Task details
In the records that follow, locate every line with "What" and extract it.

--- START OF Data entries ---

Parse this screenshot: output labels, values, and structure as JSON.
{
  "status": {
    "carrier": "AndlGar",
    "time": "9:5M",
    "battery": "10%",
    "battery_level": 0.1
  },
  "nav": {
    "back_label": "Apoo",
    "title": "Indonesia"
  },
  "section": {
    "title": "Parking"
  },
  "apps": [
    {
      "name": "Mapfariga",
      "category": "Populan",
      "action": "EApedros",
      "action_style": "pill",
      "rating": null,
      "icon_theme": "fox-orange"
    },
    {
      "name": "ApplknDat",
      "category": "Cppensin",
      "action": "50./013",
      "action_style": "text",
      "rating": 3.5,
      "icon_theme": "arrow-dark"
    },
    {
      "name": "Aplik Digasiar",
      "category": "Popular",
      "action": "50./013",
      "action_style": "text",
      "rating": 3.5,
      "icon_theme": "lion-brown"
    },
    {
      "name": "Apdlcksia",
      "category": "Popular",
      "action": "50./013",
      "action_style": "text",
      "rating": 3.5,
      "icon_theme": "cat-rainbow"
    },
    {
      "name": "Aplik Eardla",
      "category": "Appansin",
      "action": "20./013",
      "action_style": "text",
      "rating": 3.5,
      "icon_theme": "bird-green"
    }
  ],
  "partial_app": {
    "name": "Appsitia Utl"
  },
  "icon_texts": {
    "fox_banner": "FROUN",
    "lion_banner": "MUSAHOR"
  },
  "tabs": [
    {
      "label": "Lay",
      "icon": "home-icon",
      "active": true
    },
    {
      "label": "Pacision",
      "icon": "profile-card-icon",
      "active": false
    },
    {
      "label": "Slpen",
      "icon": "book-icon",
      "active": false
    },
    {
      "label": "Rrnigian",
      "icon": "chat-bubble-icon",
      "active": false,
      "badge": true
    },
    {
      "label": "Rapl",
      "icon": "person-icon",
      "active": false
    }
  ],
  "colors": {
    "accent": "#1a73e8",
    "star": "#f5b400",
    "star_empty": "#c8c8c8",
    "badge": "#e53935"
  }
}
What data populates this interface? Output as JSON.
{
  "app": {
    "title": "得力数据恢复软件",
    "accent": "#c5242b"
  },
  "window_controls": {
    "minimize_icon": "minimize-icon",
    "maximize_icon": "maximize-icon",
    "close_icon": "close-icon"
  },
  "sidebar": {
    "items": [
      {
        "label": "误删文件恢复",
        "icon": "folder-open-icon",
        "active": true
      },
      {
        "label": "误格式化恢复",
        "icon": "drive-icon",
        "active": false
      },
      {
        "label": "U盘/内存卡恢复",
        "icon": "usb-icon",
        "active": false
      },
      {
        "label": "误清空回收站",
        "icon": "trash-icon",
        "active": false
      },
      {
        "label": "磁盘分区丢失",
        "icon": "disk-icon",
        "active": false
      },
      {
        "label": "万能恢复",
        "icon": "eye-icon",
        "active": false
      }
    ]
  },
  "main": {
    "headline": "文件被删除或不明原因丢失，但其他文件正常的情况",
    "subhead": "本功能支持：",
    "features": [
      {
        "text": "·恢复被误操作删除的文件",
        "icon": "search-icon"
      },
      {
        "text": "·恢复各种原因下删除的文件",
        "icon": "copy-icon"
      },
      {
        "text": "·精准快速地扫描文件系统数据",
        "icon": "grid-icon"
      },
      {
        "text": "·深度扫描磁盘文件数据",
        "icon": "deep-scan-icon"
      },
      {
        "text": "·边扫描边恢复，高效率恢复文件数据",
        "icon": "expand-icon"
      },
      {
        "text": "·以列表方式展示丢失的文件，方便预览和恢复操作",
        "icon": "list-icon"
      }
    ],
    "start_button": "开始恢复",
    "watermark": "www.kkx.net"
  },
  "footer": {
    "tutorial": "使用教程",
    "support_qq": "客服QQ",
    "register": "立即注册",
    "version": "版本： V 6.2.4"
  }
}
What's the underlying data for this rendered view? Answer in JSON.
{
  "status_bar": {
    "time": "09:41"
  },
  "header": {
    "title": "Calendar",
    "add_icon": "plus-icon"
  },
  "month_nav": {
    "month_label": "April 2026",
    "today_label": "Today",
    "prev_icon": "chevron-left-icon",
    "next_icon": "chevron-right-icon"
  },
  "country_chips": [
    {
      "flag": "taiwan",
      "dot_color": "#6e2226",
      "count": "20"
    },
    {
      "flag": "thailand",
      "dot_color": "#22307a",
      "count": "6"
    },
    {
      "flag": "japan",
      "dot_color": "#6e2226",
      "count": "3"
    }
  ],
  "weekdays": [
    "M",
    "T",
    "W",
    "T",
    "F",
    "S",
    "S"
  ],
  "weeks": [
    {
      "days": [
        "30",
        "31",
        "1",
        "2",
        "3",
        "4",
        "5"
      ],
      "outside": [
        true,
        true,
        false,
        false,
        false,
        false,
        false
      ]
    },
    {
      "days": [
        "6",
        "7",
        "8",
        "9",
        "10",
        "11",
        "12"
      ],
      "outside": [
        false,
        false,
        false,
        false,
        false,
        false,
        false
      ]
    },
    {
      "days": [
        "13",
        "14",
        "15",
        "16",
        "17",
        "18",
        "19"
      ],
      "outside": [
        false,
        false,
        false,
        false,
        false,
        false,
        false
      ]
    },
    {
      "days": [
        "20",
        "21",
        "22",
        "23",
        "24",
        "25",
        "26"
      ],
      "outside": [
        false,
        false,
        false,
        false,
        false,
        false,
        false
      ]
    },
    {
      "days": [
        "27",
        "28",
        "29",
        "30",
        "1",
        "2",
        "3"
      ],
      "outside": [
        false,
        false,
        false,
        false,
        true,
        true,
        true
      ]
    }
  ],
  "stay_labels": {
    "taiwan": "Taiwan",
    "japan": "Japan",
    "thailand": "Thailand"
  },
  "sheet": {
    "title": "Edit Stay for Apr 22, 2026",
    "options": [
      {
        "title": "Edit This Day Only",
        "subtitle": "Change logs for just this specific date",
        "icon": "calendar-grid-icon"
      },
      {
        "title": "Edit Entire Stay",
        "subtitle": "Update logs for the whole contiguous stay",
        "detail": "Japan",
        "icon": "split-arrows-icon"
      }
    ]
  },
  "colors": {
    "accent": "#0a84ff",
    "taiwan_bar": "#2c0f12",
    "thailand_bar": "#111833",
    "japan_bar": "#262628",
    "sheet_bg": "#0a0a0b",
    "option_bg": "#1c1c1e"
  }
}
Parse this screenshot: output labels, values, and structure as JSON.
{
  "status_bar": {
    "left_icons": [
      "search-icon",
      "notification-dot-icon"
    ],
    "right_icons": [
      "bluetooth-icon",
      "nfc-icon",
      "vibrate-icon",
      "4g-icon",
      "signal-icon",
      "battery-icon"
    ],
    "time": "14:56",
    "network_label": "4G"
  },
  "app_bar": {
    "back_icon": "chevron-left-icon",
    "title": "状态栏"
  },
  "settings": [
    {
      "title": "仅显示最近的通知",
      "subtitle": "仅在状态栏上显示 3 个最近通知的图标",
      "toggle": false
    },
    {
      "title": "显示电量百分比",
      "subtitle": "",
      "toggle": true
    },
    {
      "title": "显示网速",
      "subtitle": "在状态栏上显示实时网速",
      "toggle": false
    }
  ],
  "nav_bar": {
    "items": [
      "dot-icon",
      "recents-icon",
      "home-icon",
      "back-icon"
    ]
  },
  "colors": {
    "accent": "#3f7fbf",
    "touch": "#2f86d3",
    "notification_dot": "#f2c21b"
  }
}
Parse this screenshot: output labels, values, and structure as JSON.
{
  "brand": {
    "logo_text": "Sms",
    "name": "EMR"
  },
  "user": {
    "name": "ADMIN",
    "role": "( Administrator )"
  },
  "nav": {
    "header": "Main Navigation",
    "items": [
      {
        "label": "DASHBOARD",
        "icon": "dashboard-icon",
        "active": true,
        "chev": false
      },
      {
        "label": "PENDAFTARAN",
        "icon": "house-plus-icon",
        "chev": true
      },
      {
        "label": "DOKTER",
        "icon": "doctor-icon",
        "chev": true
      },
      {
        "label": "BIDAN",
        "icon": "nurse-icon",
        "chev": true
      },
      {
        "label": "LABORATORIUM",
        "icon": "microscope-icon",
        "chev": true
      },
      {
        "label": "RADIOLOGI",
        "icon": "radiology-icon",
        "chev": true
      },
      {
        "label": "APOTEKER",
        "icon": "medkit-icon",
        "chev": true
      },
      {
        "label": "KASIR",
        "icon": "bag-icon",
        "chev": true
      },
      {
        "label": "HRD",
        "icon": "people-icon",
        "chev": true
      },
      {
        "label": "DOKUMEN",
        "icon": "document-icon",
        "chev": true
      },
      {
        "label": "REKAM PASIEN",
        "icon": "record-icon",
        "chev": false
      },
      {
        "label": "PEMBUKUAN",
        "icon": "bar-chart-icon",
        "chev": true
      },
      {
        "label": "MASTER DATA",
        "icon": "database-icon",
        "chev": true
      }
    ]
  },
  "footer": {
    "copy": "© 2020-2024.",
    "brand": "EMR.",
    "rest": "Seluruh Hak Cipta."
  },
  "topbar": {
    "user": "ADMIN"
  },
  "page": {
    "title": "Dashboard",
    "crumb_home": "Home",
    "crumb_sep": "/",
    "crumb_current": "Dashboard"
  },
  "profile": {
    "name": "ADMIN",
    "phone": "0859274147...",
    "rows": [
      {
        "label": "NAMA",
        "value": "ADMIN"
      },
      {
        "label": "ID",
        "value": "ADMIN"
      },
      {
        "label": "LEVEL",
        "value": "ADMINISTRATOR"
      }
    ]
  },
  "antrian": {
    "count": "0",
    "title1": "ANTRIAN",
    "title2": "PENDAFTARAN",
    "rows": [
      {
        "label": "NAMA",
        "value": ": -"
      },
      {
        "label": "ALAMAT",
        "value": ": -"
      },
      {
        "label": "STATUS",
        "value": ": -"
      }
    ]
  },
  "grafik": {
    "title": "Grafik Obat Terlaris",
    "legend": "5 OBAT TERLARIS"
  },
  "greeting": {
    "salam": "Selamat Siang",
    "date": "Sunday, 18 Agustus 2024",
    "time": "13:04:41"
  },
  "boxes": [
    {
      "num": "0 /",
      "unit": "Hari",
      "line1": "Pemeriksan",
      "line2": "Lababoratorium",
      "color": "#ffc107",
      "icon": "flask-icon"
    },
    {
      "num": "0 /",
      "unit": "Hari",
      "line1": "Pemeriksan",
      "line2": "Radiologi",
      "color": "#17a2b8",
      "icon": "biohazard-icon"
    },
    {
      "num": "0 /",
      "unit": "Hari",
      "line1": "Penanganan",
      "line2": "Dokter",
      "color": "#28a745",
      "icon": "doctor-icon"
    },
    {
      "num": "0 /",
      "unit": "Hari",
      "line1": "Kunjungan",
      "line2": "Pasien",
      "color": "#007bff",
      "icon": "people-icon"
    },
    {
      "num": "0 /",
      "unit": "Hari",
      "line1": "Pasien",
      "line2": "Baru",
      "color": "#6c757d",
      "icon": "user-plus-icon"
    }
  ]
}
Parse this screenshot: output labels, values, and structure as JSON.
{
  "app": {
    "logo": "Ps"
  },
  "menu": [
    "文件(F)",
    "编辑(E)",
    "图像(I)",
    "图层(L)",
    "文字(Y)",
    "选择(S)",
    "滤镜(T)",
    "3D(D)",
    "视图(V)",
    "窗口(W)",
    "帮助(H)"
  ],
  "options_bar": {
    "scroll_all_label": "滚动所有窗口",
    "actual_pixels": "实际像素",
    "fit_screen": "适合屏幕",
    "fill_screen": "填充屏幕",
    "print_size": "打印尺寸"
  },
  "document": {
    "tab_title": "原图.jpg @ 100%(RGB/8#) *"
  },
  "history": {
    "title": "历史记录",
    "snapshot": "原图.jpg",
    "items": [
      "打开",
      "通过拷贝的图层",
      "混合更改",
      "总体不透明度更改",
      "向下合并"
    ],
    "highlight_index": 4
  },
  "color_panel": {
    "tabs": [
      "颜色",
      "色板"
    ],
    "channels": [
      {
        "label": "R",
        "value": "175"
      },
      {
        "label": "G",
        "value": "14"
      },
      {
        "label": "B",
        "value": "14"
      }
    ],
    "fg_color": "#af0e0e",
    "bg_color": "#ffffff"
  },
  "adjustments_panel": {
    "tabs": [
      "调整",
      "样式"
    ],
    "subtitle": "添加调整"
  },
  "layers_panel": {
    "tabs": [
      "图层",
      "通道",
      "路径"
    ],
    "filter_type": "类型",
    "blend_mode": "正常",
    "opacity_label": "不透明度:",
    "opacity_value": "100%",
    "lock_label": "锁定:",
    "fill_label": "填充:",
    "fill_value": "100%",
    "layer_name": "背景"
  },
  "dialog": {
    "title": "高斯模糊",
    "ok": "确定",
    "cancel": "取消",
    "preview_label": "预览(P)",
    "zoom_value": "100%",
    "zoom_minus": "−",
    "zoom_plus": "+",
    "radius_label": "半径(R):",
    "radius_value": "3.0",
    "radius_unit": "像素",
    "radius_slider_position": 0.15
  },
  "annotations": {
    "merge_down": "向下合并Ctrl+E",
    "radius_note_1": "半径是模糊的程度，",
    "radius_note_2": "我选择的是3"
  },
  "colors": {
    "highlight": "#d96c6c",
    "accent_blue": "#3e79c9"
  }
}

--- END OF Data entries ---

The output
What data populates this interface? Output as JSON.
What's the underlying data for this rendered view? Answer in JSON.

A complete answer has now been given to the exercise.